### [Exercise objective]
Extract every line of the material below and reproduce it faithfully.

### [Source material]
==================================================

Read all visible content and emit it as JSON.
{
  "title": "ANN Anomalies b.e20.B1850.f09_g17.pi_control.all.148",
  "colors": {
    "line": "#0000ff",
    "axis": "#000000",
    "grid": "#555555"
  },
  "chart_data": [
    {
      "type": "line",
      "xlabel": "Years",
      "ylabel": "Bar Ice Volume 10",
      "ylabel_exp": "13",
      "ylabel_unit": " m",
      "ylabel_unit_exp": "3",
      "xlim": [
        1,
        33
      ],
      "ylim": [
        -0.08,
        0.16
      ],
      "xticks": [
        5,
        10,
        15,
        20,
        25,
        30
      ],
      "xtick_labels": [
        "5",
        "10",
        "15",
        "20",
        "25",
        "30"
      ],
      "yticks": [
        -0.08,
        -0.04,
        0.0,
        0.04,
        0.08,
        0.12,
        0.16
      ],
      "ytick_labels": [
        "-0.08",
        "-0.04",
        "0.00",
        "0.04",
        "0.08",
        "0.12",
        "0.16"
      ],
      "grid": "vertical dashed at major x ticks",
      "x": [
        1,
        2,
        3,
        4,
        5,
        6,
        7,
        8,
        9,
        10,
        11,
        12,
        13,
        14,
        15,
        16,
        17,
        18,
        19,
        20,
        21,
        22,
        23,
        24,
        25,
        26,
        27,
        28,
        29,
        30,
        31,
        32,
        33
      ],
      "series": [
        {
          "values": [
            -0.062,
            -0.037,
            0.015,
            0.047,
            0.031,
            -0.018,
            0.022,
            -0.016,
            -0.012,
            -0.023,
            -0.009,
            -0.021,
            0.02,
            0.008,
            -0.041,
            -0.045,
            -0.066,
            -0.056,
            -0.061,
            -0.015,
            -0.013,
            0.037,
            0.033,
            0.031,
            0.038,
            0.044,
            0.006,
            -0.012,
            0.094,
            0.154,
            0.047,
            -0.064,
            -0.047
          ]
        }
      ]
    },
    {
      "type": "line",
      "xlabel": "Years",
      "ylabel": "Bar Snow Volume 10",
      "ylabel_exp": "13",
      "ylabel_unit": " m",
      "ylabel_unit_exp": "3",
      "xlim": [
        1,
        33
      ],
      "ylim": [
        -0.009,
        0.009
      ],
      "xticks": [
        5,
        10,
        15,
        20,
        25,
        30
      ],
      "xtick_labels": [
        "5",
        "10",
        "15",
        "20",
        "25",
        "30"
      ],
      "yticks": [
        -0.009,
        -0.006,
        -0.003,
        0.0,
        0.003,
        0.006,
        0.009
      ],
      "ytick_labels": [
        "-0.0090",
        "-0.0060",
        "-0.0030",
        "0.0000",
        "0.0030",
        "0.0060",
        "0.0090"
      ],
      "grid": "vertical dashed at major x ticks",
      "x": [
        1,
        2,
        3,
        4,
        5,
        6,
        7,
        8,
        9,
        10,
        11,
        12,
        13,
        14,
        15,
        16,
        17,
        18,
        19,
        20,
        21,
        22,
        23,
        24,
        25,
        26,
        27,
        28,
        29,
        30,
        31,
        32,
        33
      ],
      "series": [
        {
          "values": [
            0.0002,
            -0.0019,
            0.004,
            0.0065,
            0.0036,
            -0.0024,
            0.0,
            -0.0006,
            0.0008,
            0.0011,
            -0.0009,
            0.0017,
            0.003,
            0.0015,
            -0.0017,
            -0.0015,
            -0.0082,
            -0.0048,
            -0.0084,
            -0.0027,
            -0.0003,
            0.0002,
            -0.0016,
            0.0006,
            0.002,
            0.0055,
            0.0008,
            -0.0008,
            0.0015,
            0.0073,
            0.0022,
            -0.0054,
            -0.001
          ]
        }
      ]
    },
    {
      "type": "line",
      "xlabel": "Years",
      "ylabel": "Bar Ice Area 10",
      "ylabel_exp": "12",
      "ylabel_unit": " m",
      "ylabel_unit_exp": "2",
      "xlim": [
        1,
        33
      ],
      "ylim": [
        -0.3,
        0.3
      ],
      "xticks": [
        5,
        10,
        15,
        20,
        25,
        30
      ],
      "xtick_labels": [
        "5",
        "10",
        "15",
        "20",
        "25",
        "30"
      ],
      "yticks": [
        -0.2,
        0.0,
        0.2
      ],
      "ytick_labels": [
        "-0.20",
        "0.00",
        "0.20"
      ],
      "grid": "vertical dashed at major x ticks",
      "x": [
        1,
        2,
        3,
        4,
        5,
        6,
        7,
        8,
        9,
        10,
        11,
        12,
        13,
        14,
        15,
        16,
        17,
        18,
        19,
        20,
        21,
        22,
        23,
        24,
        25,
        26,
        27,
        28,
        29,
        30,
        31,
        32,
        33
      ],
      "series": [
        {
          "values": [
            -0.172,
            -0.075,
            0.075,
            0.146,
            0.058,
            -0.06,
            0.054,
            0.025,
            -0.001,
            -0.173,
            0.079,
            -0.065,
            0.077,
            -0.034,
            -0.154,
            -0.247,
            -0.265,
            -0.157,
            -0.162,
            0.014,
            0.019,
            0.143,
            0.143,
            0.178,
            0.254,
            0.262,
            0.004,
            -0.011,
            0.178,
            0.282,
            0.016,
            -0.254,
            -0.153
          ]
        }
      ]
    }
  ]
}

==================================================

### [Written response]
Read all visible content and emit it as JSON.
{
  "title": "ANN Anomalies b.e20.B1850.f09_g17.pi_control.all.148",
  "colors": {
    "line": "#0000ff",
    "axis": "#000000",
    "grid": "#555555"
  },
  "chart_data": [
    {
      "type": "line",
      "xlabel": "Years",
      "ylabel": "Bar Ice Volume 10",
      "ylabel_exp": "13",
      "ylabel_unit": " m",
      "ylabel_unit_exp": "3",
      "xlim": [
        1,
        33
      ],
      "ylim": [
        -0.08,
        0.16
      ],
      "xticks": [
        5,
        10,
        15,
        20,
        25,
        30
      ],
      "xtick_labels": [
        "5",
        "10",
        "15",
        "20",
        "25",
        "30"
      ],
      "yticks": [
        -0.08,
        -0.04,
        0.0,
        0.04,
        0.08,
        0.12,
        0.16
      ],
      "ytick_labels": [
        "-0.08",
        "-0.04",
        "0.00",
        "0.04",
        "0.08",
        "0.12",
        "0.16"
      ],
      "grid": "vertical dashed at major x ticks",
      "x": [
        1,
        2,
        3,
        4,
        5,
        6,
        7,
        8,
        9,
        10,
        11,
        12,
        13,
        14,
        15,
        16,
        17,
        18,
        19,
        20,
        21,
        22,
        23,
        24,
        25,
        26,
        27,
        28,
        29,
        30,
        31,
        32,
        33
      ],
      "series": [
        {
          "values": [
            -0.062,
            -0.037,
            0.015,
            0.047,
            0.031,
            -0.018,
            0.022,
            -0.016,
            -0.012,
            -0.023,
            -0.009,
            -0.021,
            0.02,
            0.008,
            -0.041,
            -0.045,
            -0.066,
            -0.056,
            -0.061,
            -0.015,
            -0.013,
            0.037,
            0.033,
            0.031,
            0.038,
            0.044,
            0.006,
            -0.012,
            0.094,
            0.154,
            0.047,
            -0.064,
            -0.047
          ]
        }
      ]
    },
    {
      "type": "line",
      "xlabel": "Years",
      "ylabel": "Bar Snow Volume 10",
      "ylabel_exp": "13",
      "ylabel_unit": " m",
      "ylabel_unit_exp": "3",
      "xlim": [
        1,
        33
      ],
      "ylim": [
        -0.009,
        0.009
      ],
      "xticks": [
        5,
        10,
        15,
        20,
        25,
        30
      ],
      "xtick_labels": [
        "5",
        "10",
        "15",
        "20",
        "25",
        "30"
      ],
      "yticks": [
        -0.009,
        -0.006,
        -0.003,
        0.0,
        0.003,
        0.006,
        0.009
      ],
      "ytick_labels": [
        "-0.0090",
        "-0.0060",
        "-0.0030",
        "0.0000",
        "0.0030",
        "0.0060",
        "0.0090"
      ],
      "grid": "vertical dashed at major x ticks",
      "x": [
        1,
        2,
        3,
        4,
        5,
        6,
        7,
        8,
        9,
        10,
        11,
        12,
        13,
        14,
        15,
        16,
        17,
        18,
        19,
        20,
        21,
        22,
        23,
        24,
        25,
        26,
        27,
        28,
        29,
        30,
        31,
        32,
        33
      ],
      "series": [
        {
          "values": [
            0.0002,
            -0.0019,
            0.004,
            0.0065,
            0.0036,
            -0.0024,
            0.0,
            -0.0006,
            0.0008,
            0.0011,
            -0.0009,
            0.0017,
            0.003,
            0.0015,
            -0.0017,
            -0.0015,
            -0.0082,
            -0.0048,
            -0.0084,
            -0.0027,
            -0.0003,
            0.0002,
            -0.0016,
            0.0006,
            0.002,
            0.0055,
            0.0008,
            -0.0008,
            0.0015,
            0.0073,
            0.0022,
            -0.0054,
            -0.001
          ]
        }
      ]
    },
    {
      "type": "line",
      "xlabel": "Years",
      "ylabel": "Bar Ice Area 10",
      "ylabel_exp": "12",
      "ylabel_unit": " m",
      "ylabel_unit_exp": "2",
      "xlim": [
        1,
        33
      ],
      "ylim": [
        -0.3,
        0.3
      ],
      "xticks": [
        5,
        10,
        15,
        20,
        25,
        30
      ],
      "xtick_labels": [
        "5",
        "10",
        "15",
        "20",
        "25",
        "30"
      ],
      "yticks": [
        -0.2,
        0.0,
        0.2
      ],
      "ytick_labels": [
        "-0.20",
        "0.00",
        "0.20"
      ],
      "grid": "vertical dashed at major x ticks",
      "x": [
        1,
        2,
        3,
        4,
        5,
        6,
        7,
        8,
        9,
        10,
        11,
        12,
        13,
        14,
        15,
        16,
        17,
        18,
        19,
        20,
        21,
        22,
        23,
        24,
        25,
        26,
        27,
        28,
        29,
        30,
        31,
        32,
        33
      ],
      "series": [
        {
          "values": [
            -0.172,
            -0.075,
            0.075,
            0.146,
            0.058,
            -0.06,
            0.054,
            0.025,
            -0.001,
            -0.173,
            0.079,
            -0.065,
            0.077,
            -0.034,
            -0.154,
            -0.247,
            -0.265,
            -0.157,
            -0.162,
            0.014,
            0.019,
            0.143,
            0.143,
            0.178,
            0.254,
            0.262,
            0.004,
            -0.011,
            0.178,
            0.282,
            0.016,
            -0.254,
            -0.153
          ]
        }
      ]
    }
  ]
}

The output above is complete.